> **Request**
State how many lines of the records contain the string "闪闪的红星", and give no other information.

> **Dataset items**
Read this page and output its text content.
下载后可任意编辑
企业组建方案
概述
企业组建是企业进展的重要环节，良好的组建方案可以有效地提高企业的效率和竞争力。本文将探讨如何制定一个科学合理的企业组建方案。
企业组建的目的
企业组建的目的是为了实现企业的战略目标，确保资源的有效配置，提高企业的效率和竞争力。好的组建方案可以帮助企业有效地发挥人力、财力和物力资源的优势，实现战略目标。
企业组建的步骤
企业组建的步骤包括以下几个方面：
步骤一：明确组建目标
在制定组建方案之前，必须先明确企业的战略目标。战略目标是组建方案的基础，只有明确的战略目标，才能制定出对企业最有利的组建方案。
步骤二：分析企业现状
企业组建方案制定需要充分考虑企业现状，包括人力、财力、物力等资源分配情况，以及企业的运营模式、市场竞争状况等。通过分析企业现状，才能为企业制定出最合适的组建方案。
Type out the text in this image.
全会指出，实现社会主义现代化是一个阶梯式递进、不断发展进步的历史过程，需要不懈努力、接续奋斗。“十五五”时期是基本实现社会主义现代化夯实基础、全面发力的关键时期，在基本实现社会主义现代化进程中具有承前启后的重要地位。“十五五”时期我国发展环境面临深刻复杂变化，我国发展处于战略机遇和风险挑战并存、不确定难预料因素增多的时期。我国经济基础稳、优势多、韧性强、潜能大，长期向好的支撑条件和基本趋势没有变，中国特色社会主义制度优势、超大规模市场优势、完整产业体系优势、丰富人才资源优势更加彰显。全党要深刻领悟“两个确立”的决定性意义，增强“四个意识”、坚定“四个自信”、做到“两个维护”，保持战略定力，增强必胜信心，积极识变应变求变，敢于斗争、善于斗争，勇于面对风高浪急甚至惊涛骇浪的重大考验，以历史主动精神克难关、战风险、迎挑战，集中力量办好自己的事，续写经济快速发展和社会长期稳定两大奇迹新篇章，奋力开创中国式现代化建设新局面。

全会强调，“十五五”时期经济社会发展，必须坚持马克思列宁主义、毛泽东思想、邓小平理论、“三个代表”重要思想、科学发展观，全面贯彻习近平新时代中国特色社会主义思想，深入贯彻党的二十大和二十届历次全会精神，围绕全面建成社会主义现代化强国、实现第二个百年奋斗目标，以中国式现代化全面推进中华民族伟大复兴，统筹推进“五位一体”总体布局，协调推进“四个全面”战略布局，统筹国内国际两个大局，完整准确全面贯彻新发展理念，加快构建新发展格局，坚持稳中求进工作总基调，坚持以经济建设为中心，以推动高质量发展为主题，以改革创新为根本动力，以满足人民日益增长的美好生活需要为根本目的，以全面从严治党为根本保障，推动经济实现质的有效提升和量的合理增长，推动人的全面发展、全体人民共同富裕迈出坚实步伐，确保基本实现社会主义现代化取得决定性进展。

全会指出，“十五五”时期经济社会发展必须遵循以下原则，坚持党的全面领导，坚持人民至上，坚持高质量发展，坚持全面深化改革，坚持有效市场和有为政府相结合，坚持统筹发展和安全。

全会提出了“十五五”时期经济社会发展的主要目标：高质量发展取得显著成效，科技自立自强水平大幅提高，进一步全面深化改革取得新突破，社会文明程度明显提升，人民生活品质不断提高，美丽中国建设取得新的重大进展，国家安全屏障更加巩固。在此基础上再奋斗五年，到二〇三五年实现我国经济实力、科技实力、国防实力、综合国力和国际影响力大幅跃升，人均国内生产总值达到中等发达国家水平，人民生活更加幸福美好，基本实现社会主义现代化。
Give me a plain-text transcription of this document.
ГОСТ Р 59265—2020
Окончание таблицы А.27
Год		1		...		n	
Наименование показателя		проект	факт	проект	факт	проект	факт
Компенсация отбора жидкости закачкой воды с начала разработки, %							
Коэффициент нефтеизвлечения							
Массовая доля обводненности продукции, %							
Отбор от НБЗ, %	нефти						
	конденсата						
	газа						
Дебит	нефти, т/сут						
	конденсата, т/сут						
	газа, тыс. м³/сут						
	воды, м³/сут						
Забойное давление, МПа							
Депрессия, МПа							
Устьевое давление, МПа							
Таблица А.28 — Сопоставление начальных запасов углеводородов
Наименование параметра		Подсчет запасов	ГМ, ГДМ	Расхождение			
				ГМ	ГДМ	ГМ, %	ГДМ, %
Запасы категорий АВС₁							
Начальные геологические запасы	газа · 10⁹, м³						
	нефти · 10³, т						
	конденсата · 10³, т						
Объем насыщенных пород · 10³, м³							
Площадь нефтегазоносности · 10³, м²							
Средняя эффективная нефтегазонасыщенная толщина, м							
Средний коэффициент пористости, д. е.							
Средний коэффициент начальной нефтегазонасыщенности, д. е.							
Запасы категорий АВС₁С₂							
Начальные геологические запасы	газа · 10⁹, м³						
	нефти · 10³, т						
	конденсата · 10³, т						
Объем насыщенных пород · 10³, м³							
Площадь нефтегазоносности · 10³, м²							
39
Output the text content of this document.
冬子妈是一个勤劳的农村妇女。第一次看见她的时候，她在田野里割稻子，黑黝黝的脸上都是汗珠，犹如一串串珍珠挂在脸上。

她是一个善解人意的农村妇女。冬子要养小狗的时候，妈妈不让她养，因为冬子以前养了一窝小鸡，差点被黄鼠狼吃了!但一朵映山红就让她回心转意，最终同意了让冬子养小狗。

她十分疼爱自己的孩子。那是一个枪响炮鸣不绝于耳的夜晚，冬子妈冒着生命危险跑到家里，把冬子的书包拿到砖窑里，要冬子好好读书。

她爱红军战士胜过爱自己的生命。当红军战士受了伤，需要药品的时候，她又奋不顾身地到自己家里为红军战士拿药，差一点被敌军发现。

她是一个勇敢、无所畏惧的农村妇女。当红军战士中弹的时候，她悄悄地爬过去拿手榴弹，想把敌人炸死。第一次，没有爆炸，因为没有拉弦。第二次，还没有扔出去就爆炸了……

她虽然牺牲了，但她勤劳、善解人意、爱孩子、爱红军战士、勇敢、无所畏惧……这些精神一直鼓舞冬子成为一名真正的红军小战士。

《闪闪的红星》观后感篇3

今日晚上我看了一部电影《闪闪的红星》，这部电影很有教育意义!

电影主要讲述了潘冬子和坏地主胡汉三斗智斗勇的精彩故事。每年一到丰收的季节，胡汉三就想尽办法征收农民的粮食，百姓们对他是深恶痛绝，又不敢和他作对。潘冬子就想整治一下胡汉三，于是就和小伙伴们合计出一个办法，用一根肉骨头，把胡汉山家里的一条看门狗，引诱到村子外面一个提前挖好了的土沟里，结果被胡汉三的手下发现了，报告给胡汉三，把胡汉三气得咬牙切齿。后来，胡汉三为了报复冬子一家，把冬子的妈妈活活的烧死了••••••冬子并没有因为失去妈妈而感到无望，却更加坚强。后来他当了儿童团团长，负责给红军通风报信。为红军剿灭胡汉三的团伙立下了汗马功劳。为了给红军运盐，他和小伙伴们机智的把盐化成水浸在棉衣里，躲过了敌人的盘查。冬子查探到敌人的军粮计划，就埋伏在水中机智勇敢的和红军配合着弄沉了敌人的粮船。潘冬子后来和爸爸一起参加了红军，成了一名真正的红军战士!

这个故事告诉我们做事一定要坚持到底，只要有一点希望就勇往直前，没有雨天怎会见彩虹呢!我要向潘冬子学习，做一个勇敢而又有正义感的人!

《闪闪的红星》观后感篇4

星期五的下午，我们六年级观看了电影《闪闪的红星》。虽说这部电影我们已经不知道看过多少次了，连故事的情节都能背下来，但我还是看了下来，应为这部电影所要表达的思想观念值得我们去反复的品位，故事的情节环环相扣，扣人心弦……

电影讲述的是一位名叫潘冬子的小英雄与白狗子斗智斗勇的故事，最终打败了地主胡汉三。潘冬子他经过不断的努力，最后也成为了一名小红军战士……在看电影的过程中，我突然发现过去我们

> **Solution for this task**
4